[To do]
1) Name every acronym that appears in the post on medical acronyms.
2) Please repeat word for word the part of the post on medical acronyms that opens with the words containing "As an intern" and closes with "the delivery room.".

[Source passage]
********

Friday, February 26, 2010

Acronyms

In addition to having a special vocabulary, medicine has its own set of acronyms. PERRLA stands for "pupils equal round reactive to light and accommodation." All medical students learn this when doing the first year course in physical diagnosis. Medical students also learn the importance of preforming both the reaction to light AND to accommodation. The reaction to light is when the doctor pulls that little penlight out of her pocket, darkens the room and points the light directly in first one eye and then the other. In the darkness, your pupils should get bigger. The bright light will make them smaller. Accommodation is where you are ask to focus on an object, say the physician's finger held out in front of your face, and watch it as he moves it closer to your nose. With this your pupils should also grow smaller.

As every medical students learns, neurosyphilis reduces the pupils ability to accommodate. Back when medical school classes were made up of mostly male medical students taught by male professors, the way to remember this bit of information came in a story about prostitutes who have neurosyphilis and will "accommodate but they will not respond."

As an intern long ago, I carried a spiral notebook in my pocket with just such a list of acronyms. This was in a time when husbands were confined to the waiting room while their wives were in labor unless they had gone to childbirth classes. This was carried out with such seriousness that certificates were given to the couple and the labor nurse was required to put this certificate on the patient's chart before the father was allowed in the delivery room.

I remember my first solo delivery. As the nurse anesthetist and I pushed the patient's bed to the delivery room, she kept asking me, "Is this an FID?" I had no idea what an FID was and I panicked. Did this woman have a condition which had escaped my attention? Could it affect her health or safe delivery of this baby? Looking in my notebook, I could not find FID. Finally, as we were moving her over on to the delivery table and I realized I would not have time to look through her chart again before the birth of the baby, I whispered to the nurse, "What is an FID?" "FATHER IN DELIVERY!" she shouted back. "No," the nurse replied. "He didn't go to childbirth classes, so he can't come in."

Well, now we have FOBs. FOBs are related to FIDs. Now, instead of pushing the patient down the hall to a delivery room, we have labor, delivery, and recovery rooms or LDRs so everyone gets to come in, at least for the labor and some patients choose to have several people present for the actual delivery. One obstetrician pointed out there was only one thing missing from the LDRs - the bleachers.

********

[Dataset records]
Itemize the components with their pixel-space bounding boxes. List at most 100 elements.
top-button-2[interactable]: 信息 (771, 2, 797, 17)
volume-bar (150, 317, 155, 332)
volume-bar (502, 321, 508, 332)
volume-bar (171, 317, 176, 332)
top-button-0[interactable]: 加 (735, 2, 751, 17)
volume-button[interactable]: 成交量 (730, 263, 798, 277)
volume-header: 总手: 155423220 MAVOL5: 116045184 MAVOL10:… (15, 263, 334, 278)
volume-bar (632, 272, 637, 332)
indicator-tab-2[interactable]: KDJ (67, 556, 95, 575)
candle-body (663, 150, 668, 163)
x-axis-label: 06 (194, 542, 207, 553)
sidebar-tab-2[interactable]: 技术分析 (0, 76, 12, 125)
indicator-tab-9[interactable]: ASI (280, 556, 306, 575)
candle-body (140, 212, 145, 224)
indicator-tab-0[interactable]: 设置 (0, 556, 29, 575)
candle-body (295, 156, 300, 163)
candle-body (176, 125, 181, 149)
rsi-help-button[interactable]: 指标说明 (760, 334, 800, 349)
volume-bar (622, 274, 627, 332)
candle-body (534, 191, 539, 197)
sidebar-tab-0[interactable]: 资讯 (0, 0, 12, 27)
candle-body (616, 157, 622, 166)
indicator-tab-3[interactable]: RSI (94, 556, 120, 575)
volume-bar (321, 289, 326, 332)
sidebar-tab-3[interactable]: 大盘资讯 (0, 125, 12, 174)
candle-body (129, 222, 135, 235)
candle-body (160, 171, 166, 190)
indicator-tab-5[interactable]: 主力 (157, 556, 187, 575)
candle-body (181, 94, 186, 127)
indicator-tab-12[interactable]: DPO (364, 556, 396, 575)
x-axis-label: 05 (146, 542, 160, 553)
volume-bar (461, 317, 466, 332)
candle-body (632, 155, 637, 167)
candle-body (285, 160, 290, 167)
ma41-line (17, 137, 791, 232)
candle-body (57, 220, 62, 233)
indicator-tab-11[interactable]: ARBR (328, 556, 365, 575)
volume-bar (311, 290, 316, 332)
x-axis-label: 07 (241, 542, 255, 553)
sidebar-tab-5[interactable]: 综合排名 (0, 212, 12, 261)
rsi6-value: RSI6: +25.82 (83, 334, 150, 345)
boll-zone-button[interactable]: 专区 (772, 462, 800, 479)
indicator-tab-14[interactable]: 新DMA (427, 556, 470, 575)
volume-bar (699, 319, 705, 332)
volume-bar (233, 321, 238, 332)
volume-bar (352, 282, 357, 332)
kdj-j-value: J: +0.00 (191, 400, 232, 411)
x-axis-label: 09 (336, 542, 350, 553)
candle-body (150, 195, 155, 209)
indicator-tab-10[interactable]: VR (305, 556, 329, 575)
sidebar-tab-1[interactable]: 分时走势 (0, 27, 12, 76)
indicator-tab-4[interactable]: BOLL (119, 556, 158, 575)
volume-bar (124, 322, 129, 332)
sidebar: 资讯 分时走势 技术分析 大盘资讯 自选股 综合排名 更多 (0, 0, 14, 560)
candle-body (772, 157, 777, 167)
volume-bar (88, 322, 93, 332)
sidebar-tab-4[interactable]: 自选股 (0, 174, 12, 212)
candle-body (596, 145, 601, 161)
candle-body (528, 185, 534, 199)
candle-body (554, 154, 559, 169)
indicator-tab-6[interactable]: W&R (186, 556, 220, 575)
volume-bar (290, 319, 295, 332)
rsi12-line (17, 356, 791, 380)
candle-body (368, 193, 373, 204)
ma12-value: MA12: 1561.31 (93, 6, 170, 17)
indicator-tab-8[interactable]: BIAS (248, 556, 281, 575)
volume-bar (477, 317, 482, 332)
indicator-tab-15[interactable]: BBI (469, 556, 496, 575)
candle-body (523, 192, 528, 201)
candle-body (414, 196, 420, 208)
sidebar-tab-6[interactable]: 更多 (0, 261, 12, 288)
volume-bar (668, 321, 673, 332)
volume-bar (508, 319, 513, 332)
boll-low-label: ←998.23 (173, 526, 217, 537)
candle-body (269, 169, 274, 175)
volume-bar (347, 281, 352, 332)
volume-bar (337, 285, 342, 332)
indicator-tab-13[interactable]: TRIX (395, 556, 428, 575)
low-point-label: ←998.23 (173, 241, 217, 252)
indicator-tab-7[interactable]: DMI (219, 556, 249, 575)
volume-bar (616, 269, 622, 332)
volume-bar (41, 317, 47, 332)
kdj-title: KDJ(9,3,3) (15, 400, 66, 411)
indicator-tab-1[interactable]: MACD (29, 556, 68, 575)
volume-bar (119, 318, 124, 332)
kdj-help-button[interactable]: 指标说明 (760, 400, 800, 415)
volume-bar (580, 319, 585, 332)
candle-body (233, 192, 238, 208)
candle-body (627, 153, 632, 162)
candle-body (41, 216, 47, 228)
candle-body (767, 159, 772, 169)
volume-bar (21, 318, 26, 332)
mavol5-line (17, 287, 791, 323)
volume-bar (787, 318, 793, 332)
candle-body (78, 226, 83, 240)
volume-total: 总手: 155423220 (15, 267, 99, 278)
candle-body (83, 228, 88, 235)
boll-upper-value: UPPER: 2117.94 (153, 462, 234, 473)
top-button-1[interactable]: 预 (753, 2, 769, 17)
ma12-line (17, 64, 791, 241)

********

[Solutions in order]
1) PERRLA, FID, FOBs, LDRs

2)
As an intern long ago, I carried a spiral notebook in my pocket with just such a list of acronyms. This was in a time when husbands were confined to the waiting room while their wives were in labor unless they had gone to childbirth classes. This was carried out with such seriousness that certificates were given to the couple and the labor nurse was required to put this certificate on the patient's chart before the father was allowed in the delivery room.